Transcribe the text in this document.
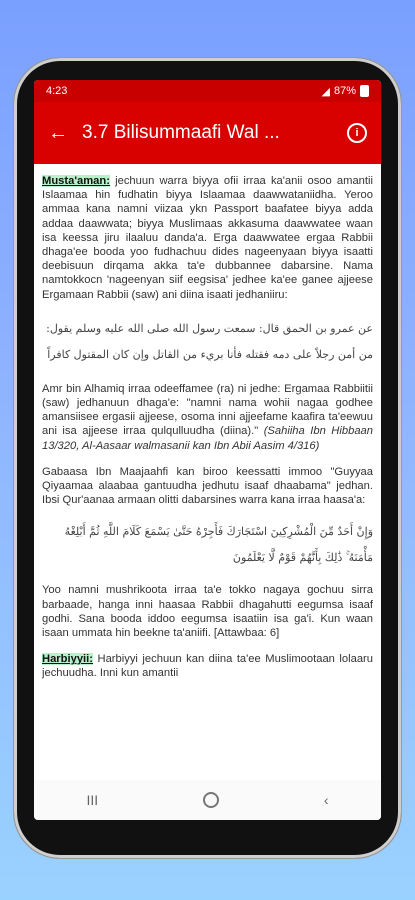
4:23	◢ 87%
← 3.7 Bilisummaafi Wal ...	i

Musta'aman: jechuun warra biyya ofii irraa ka'anii osoo amantii Islaamaa hin fudhatin biyya Islaamaa daawwataniidha. Yeroo ammaa kana namni viizaa ykn Passport baafatee biyya adda addaa daawwata; biyya Muslimaas akkasuma daawwatee waan isa keessa jiru ilaaluu danda'a. Erga daawwatee ergaa Rabbii dhaga'ee booda yoo fudhachuu dides nageenyaan biyya isaatti deebisuun dirqama akka ta'e dubbannee dabarsine. Nama namtokkocn 'nageenyan siif eegsisa' jedhee ka'ee ganee ajjeese Ergamaan Rabbii (saw) ani diina isaati jedhaniiru:

عن عمرو بن الحمق قال: سمعت رسول الله صلى الله عليه وسلم يقول: من أمن رجلاً على دمه فقتله فأنا بريء من القاتل وإن كان المقتول كافراً

Amr bin Alhamiq irraa odeeffamee (ra) ni jedhe: Ergamaa Rabbiitii (saw) jedhanuun dhaga'e: "namni nama wohii nagaa godhee amansiisee ergasii ajjeese, osoma inni ajjeefame kaafira ta'eewuu ani isa ajjeese irraa qulqulluudha (diina)." (Sahiiha Ibn Hibbaan 13/320, Al-Aasaar walmasanii kan Ibn Abii Aasim 4/316)

Gabaasa Ibn Maajaahfi kan biroo keessatti immoo "Guyyaa Qiyaamaa alaabaa gantuudha jedhutu isaaf dhaabama" jedhan. Ibsi Qur'aanaa armaan olitti dabarsines warra kana irraa haasa'a:

وَإِنْ أَحَدٌ مِّنَ الْمُشْرِكِينَ اسْتَجَارَكَ فَأَجِرْهُ حَتَّىٰ يَسْمَعَ كَلَامَ اللَّهِ ثُمَّ أَبْلِغْهُ مَأْمَنَهُ ۚ ذَٰلِكَ بِأَنَّهُمْ قَوْمٌ لَّا يَعْلَمُونَ

Yoo namni mushrikoota irraa ta'e tokko nagaya gochuu sirra barbaade, hanga inni haasaa Rabbii dhagahutti eegumsa isaaf godhi. Sana booda iddoo eegumsa isaatiin isa ga'i. Kun waan isaan ummata hin beekne ta'aniifi. [Attawbaa: 6]

Harbiyyii: Harbiyyi jechuun kan diina ta'ee Muslimootaan lolaaru jechuudha. Inni kun amantii

III	‹
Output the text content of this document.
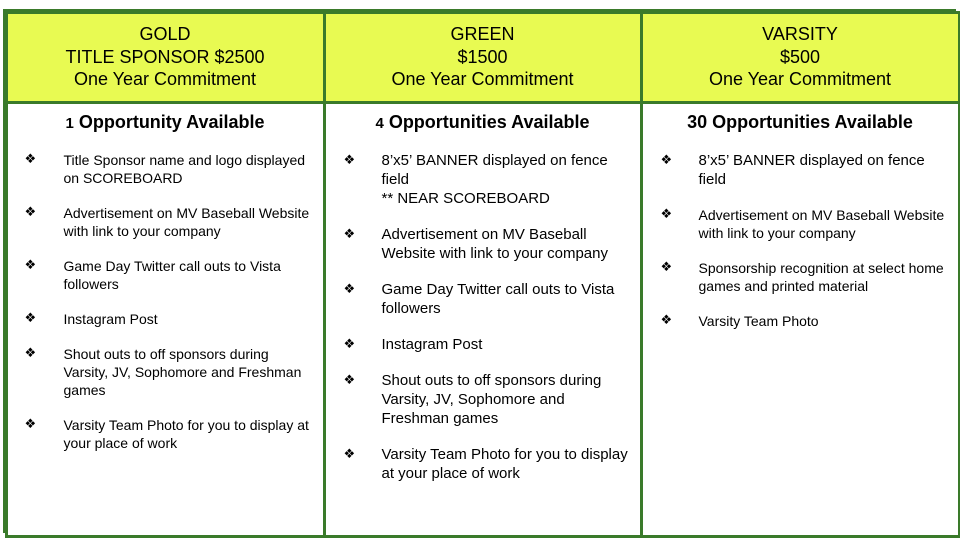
GOLD
TITLE SPONSOR $2500
One Year Commitment
GREEN
$1500
One Year Commitment
VARSITY
$500
One Year Commitment
1 Opportunity Available
❖ Title Sponsor name and logo displayed on SCOREBOARD
❖ Advertisement on MV Baseball Website with link to your company
❖ Game Day Twitter call outs to Vista followers
❖ Instagram Post
❖ Shout outs to off sponsors during Varsity, JV, Sophomore and Freshman games
❖ Varsity Team Photo for you to display at your place of work
4 Opportunities Available
❖ 8’x5’ BANNER displayed on fence field
** NEAR SCOREBOARD
❖ Advertisement on MV Baseball Website with link to your company
❖ Game Day Twitter call outs to Vista followers
❖ Instagram Post
❖ Shout outs to off sponsors during Varsity, JV, Sophomore and Freshman games
❖ Varsity Team Photo for you to display at your place of work
30 Opportunities Available
❖ 8’x5’ BANNER displayed on fence field
❖ Advertisement on MV Baseball Website with link to your company
❖ Sponsorship recognition at select home games and printed material
❖ Varsity Team Photo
__________________________________________________
◆ **Exercise prompt**: Images should not appear in the copy; retype the listing above exactly.

◆ **Full solution**:
Transcribe the text in this document.
4:23	◢ 87%
← 3.7 Bilisummaafi Wal ...	i

Musta'aman: jechuun warra biyya ofii irraa ka'anii osoo amantii Islaamaa hin fudhatin biyya Islaamaa daawwataniidha. Yeroo ammaa kana namni viizaa ykn Passport baafatee biyya adda addaa daawwata; biyya Muslimaas akkasuma daawwatee waan isa keessa jiru ilaaluu danda'a. Erga daawwatee ergaa Rabbii dhaga'ee booda yoo fudhachuu dides nageenyaan biyya isaatti deebisuun dirqama akka ta'e dubbannee dabarsine. Nama namtokkocn 'nageenyan siif eegsisa' jedhee ka'ee ganee ajjeese Ergamaan Rabbii (saw) ani diina isaati jedhaniiru:

عن عمرو بن الحمق قال: سمعت رسول الله صلى الله عليه وسلم يقول: من أمن رجلاً على دمه فقتله فأنا بريء من القاتل وإن كان المقتول كافراً

Amr bin Alhamiq irraa odeeffamee (ra) ni jedhe: Ergamaa Rabbiitii (saw) jedhanuun dhaga'e: "namni nama wohii nagaa godhee amansiisee ergasii ajjeese, osoma inni ajjeefame kaafira ta'eewuu ani isa ajjeese irraa qulqulluudha (diina)." (Sahiiha Ibn Hibbaan 13/320, Al-Aasaar walmasanii kan Ibn Abii Aasim 4/316)

Gabaasa Ibn Maajaahfi kan biroo keessatti immoo "Guyyaa Qiyaamaa alaabaa gantuudha jedhutu isaaf dhaabama" jedhan. Ibsi Qur'aanaa armaan olitti dabarsines warra kana irraa haasa'a:

وَإِنْ أَحَدٌ مِّنَ الْمُشْرِكِينَ اسْتَجَارَكَ فَأَجِرْهُ حَتَّىٰ يَسْمَعَ كَلَامَ اللَّهِ ثُمَّ أَبْلِغْهُ مَأْمَنَهُ ۚ ذَٰلِكَ بِأَنَّهُمْ قَوْمٌ لَّا يَعْلَمُونَ

Yoo namni mushrikoota irraa ta'e tokko nagaya gochuu sirra barbaade, hanga inni haasaa Rabbii dhagahutti eegumsa isaaf godhi. Sana booda iddoo eegumsa isaatiin isa ga'i. Kun waan isaan ummata hin beekne ta'aniifi. [Attawbaa: 6]

Harbiyyii: Harbiyyi jechuun kan diina ta'ee Muslimootaan lolaaru jechuudha. Inni kun amantii

III	‹
Output the text content of this document.
GOLD
TITLE SPONSOR $2500
One Year Commitment
GREEN
$1500
One Year Commitment
VARSITY
$500
One Year Commitment
1 Opportunity Available
❖ Title Sponsor name and logo displayed on SCOREBOARD
❖ Advertisement on MV Baseball Website with link to your company
❖ Game Day Twitter call outs to Vista followers
❖ Instagram Post
❖ Shout outs to off sponsors during Varsity, JV, Sophomore and Freshman games
❖ Varsity Team Photo for you to display at your place of work
4 Opportunities Available
❖ 8’x5’ BANNER displayed on fence field
** NEAR SCOREBOARD
❖ Advertisement on MV Baseball Website with link to your company
❖ Game Day Twitter call outs to Vista followers
❖ Instagram Post
❖ Shout outs to off sponsors during Varsity, JV, Sophomore and Freshman games
❖ Varsity Team Photo for you to display at your place of work
30 Opportunities Available
❖ 8’x5’ BANNER displayed on fence field
❖ Advertisement on MV Baseball Website with link to your company
❖ Sponsorship recognition at select home games and printed material
❖ Varsity Team Photo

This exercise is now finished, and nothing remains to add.